WHAT YOU NEED TO DO |
Every line of the material is to be quoted verbatim, minus the pictures.

EXTRACTED INFORMATION |
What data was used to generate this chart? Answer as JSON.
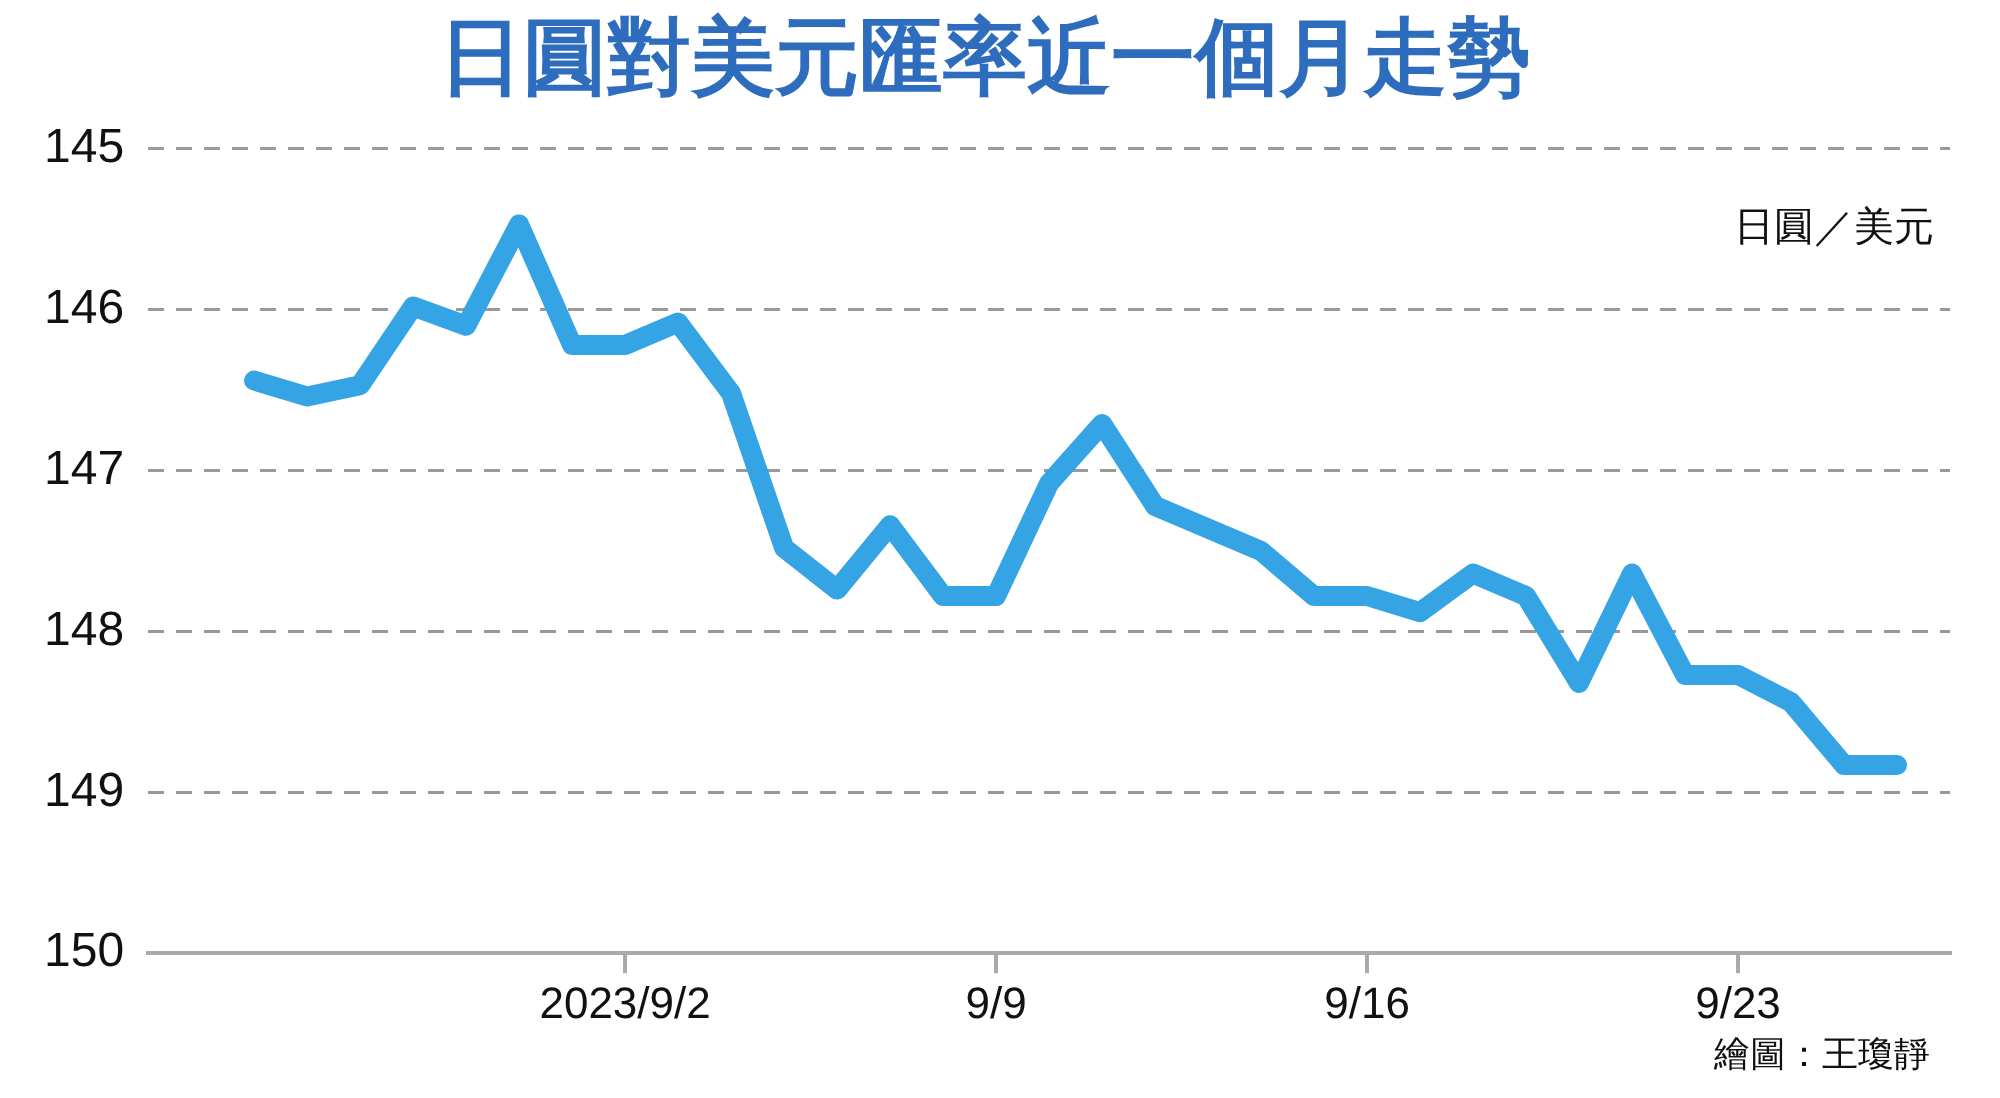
{
  "chart_data": {
    "type": "line",
    "title": "日圓對美元匯率近一個月走勢",
    "ylabel": "日圓／美元",
    "x": [
      "2023-08-26",
      "2023-08-27",
      "2023-08-28",
      "2023-08-29",
      "2023-08-30",
      "2023-08-31",
      "2023-09-01",
      "2023-09-02",
      "2023-09-03",
      "2023-09-04",
      "2023-09-05",
      "2023-09-06",
      "2023-09-07",
      "2023-09-08",
      "2023-09-09",
      "2023-09-10",
      "2023-09-11",
      "2023-09-12",
      "2023-09-13",
      "2023-09-14",
      "2023-09-15",
      "2023-09-16",
      "2023-09-17",
      "2023-09-18",
      "2023-09-19",
      "2023-09-20",
      "2023-09-21",
      "2023-09-22",
      "2023-09-23",
      "2023-09-24",
      "2023-09-25",
      "2023-09-26"
    ],
    "values": [
      146.44,
      146.54,
      146.47,
      145.98,
      146.1,
      145.47,
      146.22,
      146.22,
      146.08,
      146.52,
      147.48,
      147.74,
      147.34,
      147.78,
      147.78,
      147.08,
      146.71,
      147.22,
      147.36,
      147.5,
      147.78,
      147.78,
      147.88,
      147.64,
      147.78,
      148.32,
      147.64,
      148.27,
      148.27,
      148.44,
      148.83,
      148.83
    ],
    "color": "#35a4e4",
    "xlim": [
      "2023-08-24",
      "2023-09-27"
    ],
    "xticks": [
      {
        "value": "2023-09-02",
        "label": "2023/9/2"
      },
      {
        "value": "2023-09-09",
        "label": "9/9"
      },
      {
        "value": "2023-09-16",
        "label": "9/16"
      },
      {
        "value": "2023-09-23",
        "label": "9/23"
      }
    ],
    "ylim": [
      150,
      145
    ],
    "yticks": [
      145,
      146,
      147,
      148,
      149,
      150
    ],
    "grid": "y",
    "annotations": [
      "繪圖：王瓊靜"
    ]
  }
}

EXPECTED ANSWER |
What data was used to generate this chart? Answer as JSON.
{
  "chart_data": {
    "type": "line",
    "title": "日圓對美元匯率近一個月走勢",
    "ylabel": "日圓／美元",
    "x": [
      "2023-08-26",
      "2023-08-27",
      "2023-08-28",
      "2023-08-29",
      "2023-08-30",
      "2023-08-31",
      "2023-09-01",
      "2023-09-02",
      "2023-09-03",
      "2023-09-04",
      "2023-09-05",
      "2023-09-06",
      "2023-09-07",
      "2023-09-08",
      "2023-09-09",
      "2023-09-10",
      "2023-09-11",
      "2023-09-12",
      "2023-09-13",
      "2023-09-14",
      "2023-09-15",
      "2023-09-16",
      "2023-09-17",
      "2023-09-18",
      "2023-09-19",
      "2023-09-20",
      "2023-09-21",
      "2023-09-22",
      "2023-09-23",
      "2023-09-24",
      "2023-09-25",
      "2023-09-26"
    ],
    "values": [
      146.44,
      146.54,
      146.47,
      145.98,
      146.1,
      145.47,
      146.22,
      146.22,
      146.08,
      146.52,
      147.48,
      147.74,
      147.34,
      147.78,
      147.78,
      147.08,
      146.71,
      147.22,
      147.36,
      147.5,
      147.78,
      147.78,
      147.88,
      147.64,
      147.78,
      148.32,
      147.64,
      148.27,
      148.27,
      148.44,
      148.83,
      148.83
    ],
    "color": "#35a4e4",
    "xlim": [
      "2023-08-24",
      "2023-09-27"
    ],
    "xticks": [
      {
        "value": "2023-09-02",
        "label": "2023/9/2"
      },
      {
        "value": "2023-09-09",
        "label": "9/9"
      },
      {
        "value": "2023-09-16",
        "label": "9/16"
      },
      {
        "value": "2023-09-23",
        "label": "9/23"
      }
    ],
    "ylim": [
      150,
      145
    ],
    "yticks": [
      145,
      146,
      147,
      148,
      149,
      150
    ],
    "grid": "y",
    "annotations": [
      "繪圖：王瓊靜"
    ]
  }
}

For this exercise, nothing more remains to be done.